Each line of the data that includes the string "Year" is to be copied out.

[Dataset rows]

'''

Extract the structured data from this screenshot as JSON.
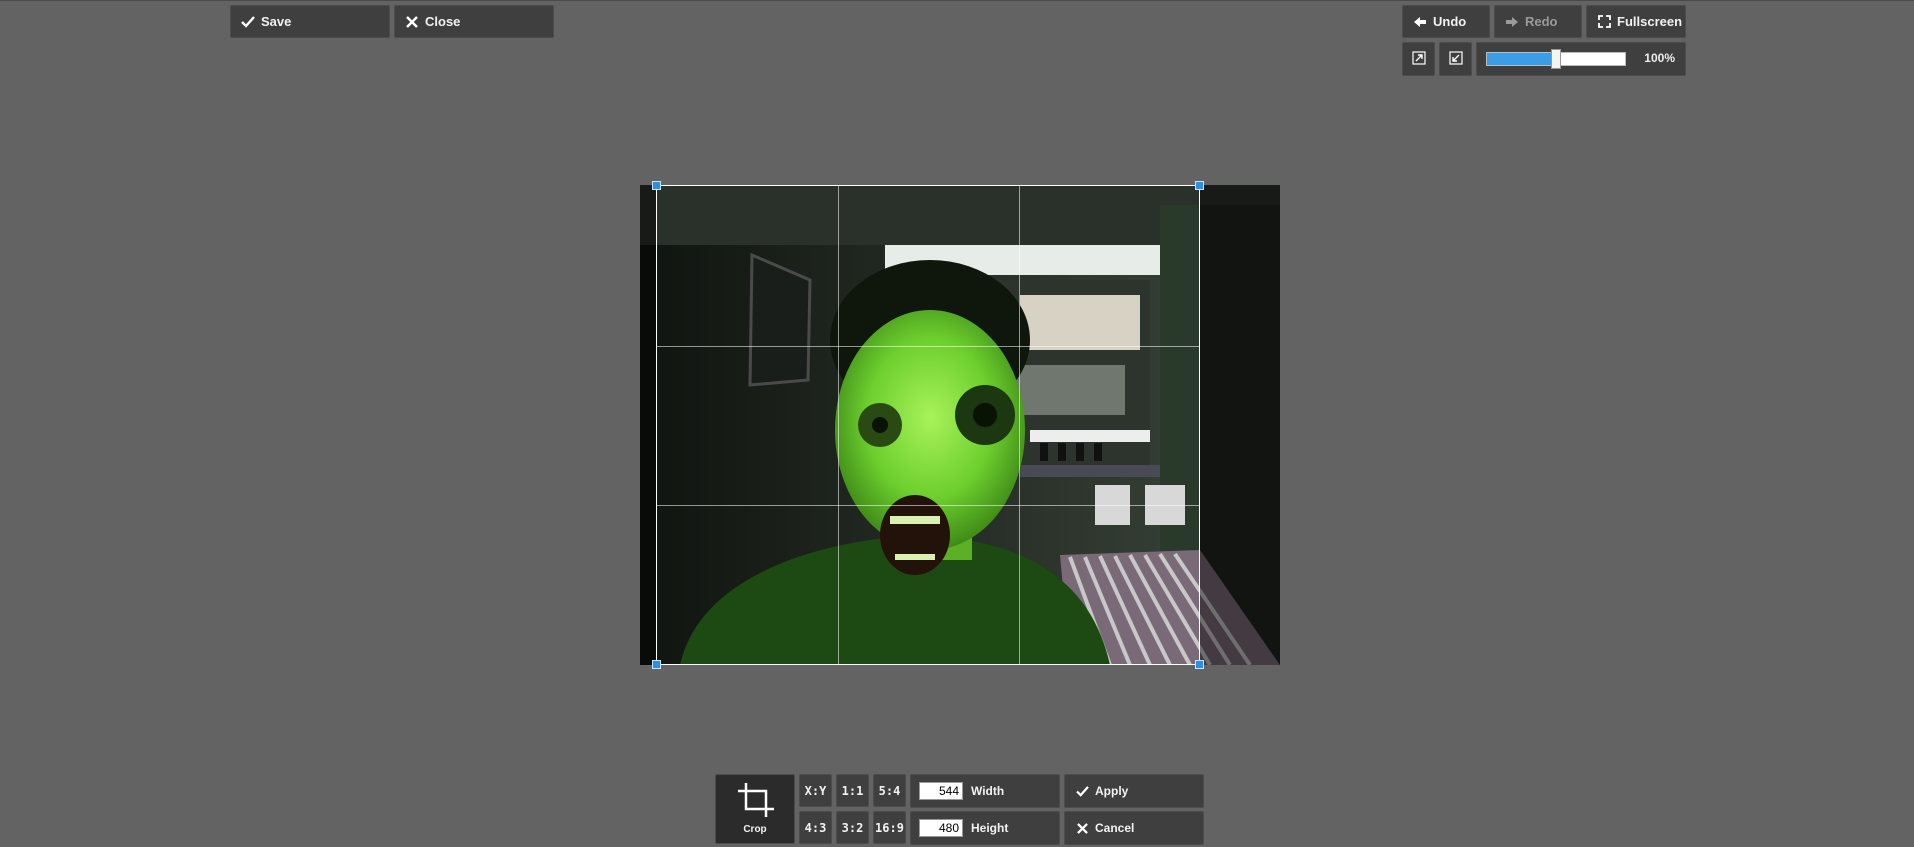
{
  "top_left": {
    "save_label": "Save",
    "close_label": "Close"
  },
  "top_right": {
    "undo_label": "Undo",
    "redo_label": "Redo",
    "fullscreen_label": "Fullscreen",
    "zoom_value": "100%",
    "zoom_slider_fraction": 0.5
  },
  "crop_tool": {
    "label": "Crop",
    "ratios_top": [
      "X:Y",
      "1:1",
      "5:4"
    ],
    "ratios_bottom": [
      "4:3",
      "3:2",
      "16:9"
    ],
    "width_value": "544",
    "width_label": "Width",
    "height_value": "480",
    "height_label": "Height",
    "apply_label": "Apply",
    "cancel_label": "Cancel"
  },
  "colors": {
    "background": "#636363",
    "button": "#3f3f3f",
    "accent": "#3a9ee6",
    "handle": "#2d8fe0"
  },
  "icons": {
    "save": "checkmark-icon",
    "close": "close-icon",
    "undo": "arrow-left-icon",
    "redo": "arrow-right-icon",
    "fullscreen": "fullscreen-icon",
    "zoom_fit": "zoom-fit-icon",
    "zoom_actual": "zoom-actual-icon",
    "crop": "crop-icon"
  }
}
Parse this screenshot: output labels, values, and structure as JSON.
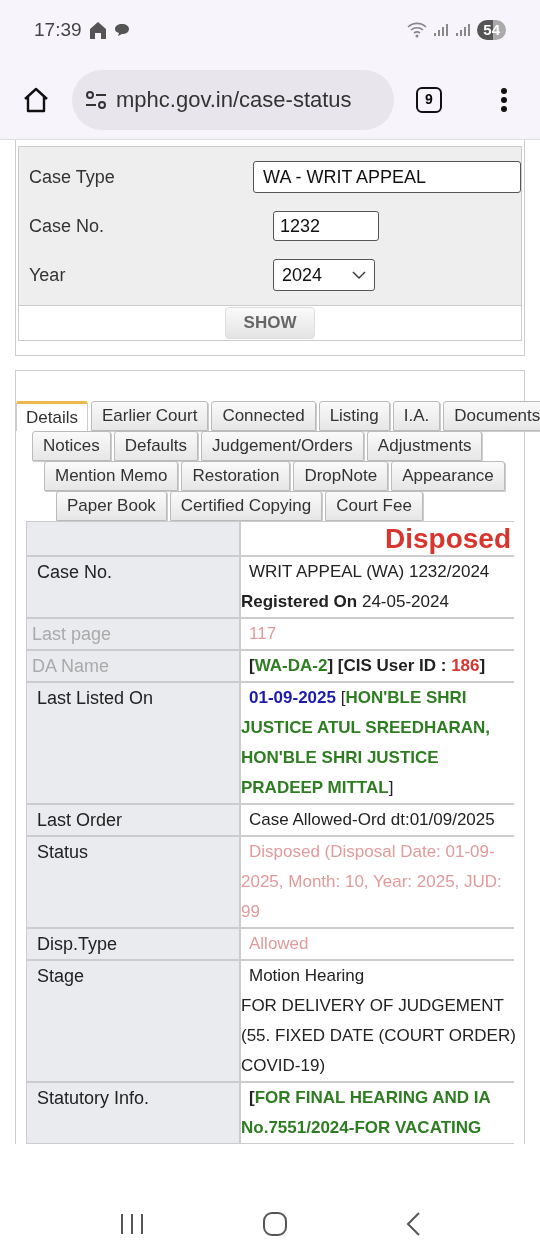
{
  "status_bar": {
    "time": "17:39",
    "battery": "54"
  },
  "browser": {
    "url": "mphc.gov.in/case-status",
    "tab_count": "9"
  },
  "search_form": {
    "fields": [
      {
        "label": "Case Type",
        "kind": "wide_select",
        "value": "WA - WRIT APPEAL"
      },
      {
        "label": "Case No.",
        "kind": "input",
        "value": "1232"
      },
      {
        "label": "Year",
        "kind": "select",
        "value": "2024"
      }
    ],
    "button": "SHOW"
  },
  "tab_rows": [
    [
      {
        "label": "Details",
        "selected": true
      },
      {
        "label": "Earlier Court",
        "selected": false
      },
      {
        "label": "Connected",
        "selected": false
      },
      {
        "label": "Listing",
        "selected": false
      },
      {
        "label": "I.A.",
        "selected": false
      },
      {
        "label": "Documents",
        "selected": false
      }
    ],
    [
      {
        "label": "Notices",
        "selected": false
      },
      {
        "label": "Defaults",
        "selected": false
      },
      {
        "label": "Judgement/Orders",
        "selected": false
      },
      {
        "label": "Adjustments",
        "selected": false
      }
    ],
    [
      {
        "label": "Mention Memo",
        "selected": false
      },
      {
        "label": "Restoration",
        "selected": false
      },
      {
        "label": "DropNote",
        "selected": false
      },
      {
        "label": "Appearance",
        "selected": false
      }
    ],
    [
      {
        "label": "Paper Book",
        "selected": false
      },
      {
        "label": "Certified Copying",
        "selected": false
      },
      {
        "label": "Court Fee",
        "selected": false
      }
    ]
  ],
  "case_details": {
    "status_banner": "Disposed",
    "rows": [
      {
        "label": "Case No.",
        "faded": false,
        "paragraphs": [
          [
            {
              "text": "WRIT APPEAL (WA) 1232/2024",
              "kind": "plain"
            }
          ],
          [
            {
              "text": "Registered On",
              "kind": "bold"
            },
            {
              "text": " 24-05-2024",
              "kind": "plain"
            }
          ]
        ]
      },
      {
        "label": "Last page",
        "faded": true,
        "paragraphs": [
          [
            {
              "text": "117",
              "kind": "faded"
            }
          ]
        ]
      },
      {
        "label": "DA Name",
        "faded": true,
        "paragraphs": [
          [
            {
              "text": " [",
              "kind": "bold"
            },
            {
              "text": "WA-DA-2",
              "kind": "green"
            },
            {
              "text": "] [CIS User ID : ",
              "kind": "bold"
            },
            {
              "text": "186",
              "kind": "red"
            },
            {
              "text": "]",
              "kind": "bold"
            }
          ]
        ]
      },
      {
        "label": "Last Listed On",
        "faded": false,
        "paragraphs": [
          [
            {
              "text": "01-09-2025",
              "kind": "blue"
            },
            {
              "text": " [",
              "kind": "plain"
            },
            {
              "text": "HON'BLE SHRI JUSTICE ATUL SREEDHARAN, HON'BLE SHRI JUSTICE PRADEEP MITTAL",
              "kind": "green"
            },
            {
              "text": "]",
              "kind": "plain"
            }
          ]
        ]
      },
      {
        "label": "Last Order",
        "faded": false,
        "paragraphs": [
          [
            {
              "text": "Case Allowed-Ord dt:01/09/2025",
              "kind": "plain"
            }
          ]
        ]
      },
      {
        "label": "Status",
        "faded": false,
        "paragraphs": [
          [
            {
              "text": "Disposed (Disposal Date: 01-09-2025, Month: 10, Year: 2025, JUD: 99",
              "kind": "faded"
            }
          ]
        ]
      },
      {
        "label": "Disp.Type",
        "faded": false,
        "paragraphs": [
          [
            {
              "text": "Allowed",
              "kind": "faded"
            }
          ]
        ]
      },
      {
        "label": "Stage",
        "faded": false,
        "paragraphs": [
          [
            {
              "text": "Motion Hearing",
              "kind": "plain"
            }
          ],
          [
            {
              "text": "FOR DELIVERY OF JUDGEMENT (55. FIXED DATE (COURT ORDER) COVID-19)",
              "kind": "plain"
            }
          ]
        ]
      },
      {
        "label": "Statutory Info.",
        "faded": false,
        "paragraphs": [
          [
            {
              "text": " [",
              "kind": "bold"
            },
            {
              "text": "FOR FINAL HEARING AND IA No.7551/2024-FOR VACATING",
              "kind": "green"
            }
          ]
        ]
      }
    ]
  }
}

'''

• [SOLUTION]:
        "label": "Year",
              "text": "Disposed (Disposal Date: 01-09-2025, Month: 10, Year: 2025, JUD: 99",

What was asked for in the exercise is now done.